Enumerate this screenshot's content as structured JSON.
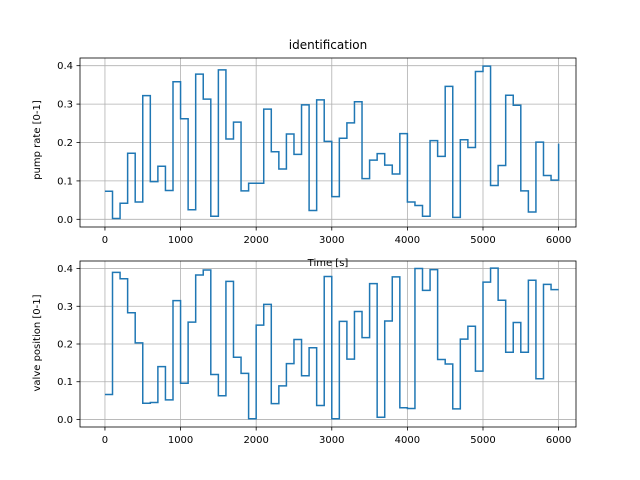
{
  "chart_data": [
    {
      "type": "line",
      "title": "identification",
      "xlabel": "Time [s]",
      "ylabel": "pump rate [0-1]",
      "xlim": [
        -330,
        6230
      ],
      "ylim": [
        -0.02,
        0.42
      ],
      "xticks": [
        0,
        1000,
        2000,
        3000,
        4000,
        5000,
        6000
      ],
      "yticks": [
        0.0,
        0.1,
        0.2,
        0.3,
        0.4
      ],
      "ytick_labels": [
        "0.0",
        "0.1",
        "0.2",
        "0.3",
        "0.4"
      ],
      "grid": true,
      "line_color": "#1f77b4",
      "series": [
        {
          "step": "post",
          "x": [
            0,
            100,
            200,
            300,
            400,
            500,
            600,
            700,
            800,
            900,
            1000,
            1100,
            1200,
            1300,
            1400,
            1500,
            1600,
            1700,
            1800,
            1900,
            2000,
            2100,
            2200,
            2300,
            2400,
            2500,
            2600,
            2700,
            2800,
            2900,
            3000,
            3100,
            3200,
            3300,
            3400,
            3500,
            3600,
            3700,
            3800,
            3900,
            4000,
            4100,
            4200,
            4300,
            4400,
            4500,
            4600,
            4700,
            4800,
            4900,
            5000,
            5100,
            5200,
            5300,
            5400,
            5500,
            5600,
            5700,
            5800,
            5900,
            6000
          ],
          "y": [
            0.073,
            0.002,
            0.042,
            0.172,
            0.045,
            0.322,
            0.098,
            0.138,
            0.075,
            0.358,
            0.262,
            0.025,
            0.378,
            0.313,
            0.008,
            0.389,
            0.209,
            0.253,
            0.074,
            0.094,
            0.094,
            0.287,
            0.176,
            0.131,
            0.222,
            0.169,
            0.298,
            0.023,
            0.311,
            0.203,
            0.059,
            0.211,
            0.251,
            0.306,
            0.106,
            0.154,
            0.171,
            0.141,
            0.118,
            0.223,
            0.045,
            0.036,
            0.008,
            0.205,
            0.164,
            0.346,
            0.005,
            0.207,
            0.187,
            0.385,
            0.399,
            0.088,
            0.14,
            0.323,
            0.297,
            0.074,
            0.019,
            0.201,
            0.114,
            0.102,
            0.197
          ]
        }
      ]
    },
    {
      "type": "line",
      "title": "",
      "xlabel": "",
      "ylabel": "valve position [0-1]",
      "xlim": [
        -330,
        6230
      ],
      "ylim": [
        -0.02,
        0.42
      ],
      "xticks": [
        0,
        1000,
        2000,
        3000,
        4000,
        5000,
        6000
      ],
      "yticks": [
        0.0,
        0.1,
        0.2,
        0.3,
        0.4
      ],
      "ytick_labels": [
        "0.0",
        "0.1",
        "0.2",
        "0.3",
        "0.4"
      ],
      "grid": true,
      "line_color": "#1f77b4",
      "series": [
        {
          "step": "post",
          "x": [
            0,
            100,
            200,
            300,
            400,
            500,
            600,
            700,
            800,
            900,
            1000,
            1100,
            1200,
            1300,
            1400,
            1500,
            1600,
            1700,
            1800,
            1900,
            2000,
            2100,
            2200,
            2300,
            2400,
            2500,
            2600,
            2700,
            2800,
            2900,
            3000,
            3100,
            3200,
            3300,
            3400,
            3500,
            3600,
            3700,
            3800,
            3900,
            4000,
            4100,
            4200,
            4300,
            4400,
            4500,
            4600,
            4700,
            4800,
            4900,
            5000,
            5100,
            5200,
            5300,
            5400,
            5500,
            5600,
            5700,
            5800,
            5900,
            6000
          ],
          "y": [
            0.066,
            0.39,
            0.373,
            0.283,
            0.203,
            0.043,
            0.045,
            0.14,
            0.052,
            0.315,
            0.096,
            0.258,
            0.383,
            0.396,
            0.119,
            0.063,
            0.366,
            0.165,
            0.122,
            0.002,
            0.25,
            0.305,
            0.042,
            0.089,
            0.148,
            0.212,
            0.116,
            0.19,
            0.037,
            0.379,
            0.002,
            0.26,
            0.16,
            0.286,
            0.217,
            0.36,
            0.006,
            0.261,
            0.378,
            0.031,
            0.029,
            0.4,
            0.342,
            0.397,
            0.159,
            0.147,
            0.028,
            0.213,
            0.247,
            0.128,
            0.364,
            0.401,
            0.316,
            0.178,
            0.257,
            0.178,
            0.369,
            0.108,
            0.358,
            0.344,
            0.344
          ]
        }
      ]
    }
  ]
}
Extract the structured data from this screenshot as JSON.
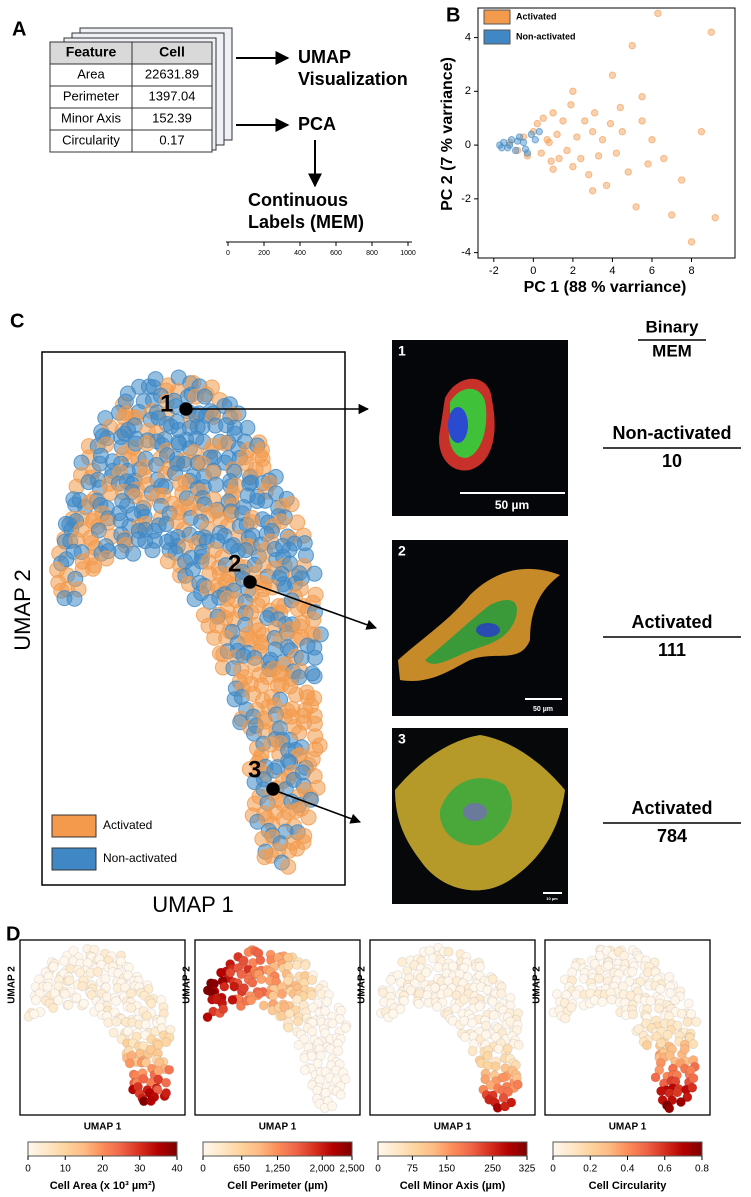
{
  "panel_labels": [
    "A",
    "B",
    "C",
    "D"
  ],
  "feature_table": {
    "header": [
      "Feature",
      "Cell"
    ],
    "rows": [
      [
        "Area",
        22631.89
      ],
      [
        "Perimeter",
        1397.04
      ],
      [
        "Minor Axis",
        152.39
      ],
      [
        "Circularity",
        0.17
      ]
    ]
  },
  "flow": {
    "umap_label": [
      "UMAP",
      "Visualization"
    ],
    "pca_label": "PCA",
    "mem_label": [
      "Continuous",
      "Labels (MEM)"
    ],
    "mem_axis": {
      "xlim": [
        0,
        1000
      ],
      "xticks": [
        0,
        200,
        400,
        600,
        800,
        1000
      ]
    }
  },
  "chart_data": {
    "type": "scatter",
    "xlabel": "PC 1 (88 % varriance)",
    "ylabel": "PC 2 (7 % varriance)",
    "xlim": [
      -2.8,
      10.2
    ],
    "ylim": [
      -4.2,
      5.1
    ],
    "xticks": [
      -2,
      0,
      2,
      4,
      6,
      8
    ],
    "yticks": [
      -4,
      -2,
      0,
      2,
      4
    ],
    "legend_position": "upper left",
    "series": [
      {
        "name": "Activated",
        "color": "#f39a4c",
        "x": [
          -1.2,
          -0.8,
          -0.5,
          -0.3,
          0,
          0.2,
          0.4,
          0.5,
          0.7,
          0.9,
          1,
          1.2,
          1.3,
          1.5,
          1.7,
          1.9,
          2,
          2.2,
          2.4,
          2.6,
          2.8,
          3,
          3.1,
          3.3,
          3.5,
          3.7,
          3.9,
          4,
          4.2,
          4.5,
          4.8,
          5,
          5.2,
          5.5,
          5.8,
          6,
          6.3,
          6.6,
          7,
          7.5,
          8,
          8.5,
          9,
          9.2,
          5.5,
          3,
          2,
          1,
          0.8,
          4.4
        ],
        "values": [
          0.1,
          -0.2,
          0.3,
          -0.4,
          0.5,
          0.8,
          -0.3,
          1,
          0.2,
          -0.6,
          1.2,
          0.4,
          -0.5,
          0.9,
          -0.2,
          1.5,
          -0.8,
          0.3,
          -0.5,
          0.9,
          -1.1,
          0.5,
          1.2,
          -0.4,
          0.2,
          -1.5,
          0.8,
          2.6,
          -0.3,
          0.5,
          -1,
          3.7,
          -2.3,
          1.8,
          -0.7,
          0.2,
          4.9,
          -0.5,
          -2.6,
          -1.3,
          -3.6,
          0.5,
          4.2,
          -2.7,
          0.9,
          -1.7,
          2,
          -0.9,
          0.1,
          1.4
        ]
      },
      {
        "name": "Non-activated",
        "color": "#3f88c5",
        "x": [
          -1.7,
          -1.5,
          -1.3,
          -1.1,
          -0.9,
          -0.7,
          -0.5,
          -0.3,
          -0.1,
          0.1,
          -1.6,
          -1.2,
          -0.8,
          -0.4,
          0.3
        ],
        "values": [
          0,
          0.1,
          -0.1,
          0.2,
          -0.2,
          0.3,
          0.1,
          -0.3,
          0.4,
          0.2,
          -0.1,
          0,
          0.15,
          -0.15,
          0.5
        ]
      }
    ]
  },
  "umap": {
    "xlabel": "UMAP 1",
    "ylabel": "UMAP 2",
    "legend": [
      "Activated",
      "Non-activated"
    ],
    "points": [
      "1",
      "2",
      "3"
    ]
  },
  "mem_header": [
    "Binary",
    "MEM"
  ],
  "cells": [
    {
      "number": "1",
      "scale_bar": "50 µm",
      "binary": "Non-activated",
      "mem": 10
    },
    {
      "number": "2",
      "scale_bar": "50 µm",
      "binary": "Activated",
      "mem": 111
    },
    {
      "number": "3",
      "scale_bar": "10 µm",
      "binary": "Activated",
      "mem": 784
    }
  ],
  "heatmaps": [
    {
      "title": "Cell Area (x 10³ µm²)",
      "xlabel": "UMAP 1",
      "ylabel": "UMAP 2",
      "lim": [
        0,
        40
      ],
      "ticks": [
        0,
        10,
        20,
        30,
        40
      ]
    },
    {
      "title": "Cell Perimeter (µm)",
      "xlabel": "UMAP 1",
      "ylabel": "UMAP 2",
      "lim": [
        0,
        2500
      ],
      "ticks": [
        0,
        650,
        {
          "value": 1250,
          "label": "1,250"
        },
        {
          "value": 2000,
          "label": "2,000"
        },
        {
          "value": 2500,
          "label": "2,500"
        }
      ]
    },
    {
      "title": "Cell Minor Axis (µm)",
      "xlabel": "UMAP 1",
      "ylabel": "UMAP 2",
      "lim": [
        0,
        325
      ],
      "ticks": [
        0,
        75,
        150,
        250,
        325
      ]
    },
    {
      "title": "Cell Circularity",
      "xlabel": "UMAP 1",
      "ylabel": "UMAP 2",
      "lim": [
        0,
        0.8
      ],
      "ticks": [
        0,
        0.2,
        0.4,
        0.6,
        0.8
      ]
    }
  ]
}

* * * * *

- Set task
All lines that include "structured" are to be gathered and copied.

- Response to this task
Enumerate this screenshot's content as structured JSON.
Extract the structured data from this screenshot as JSON.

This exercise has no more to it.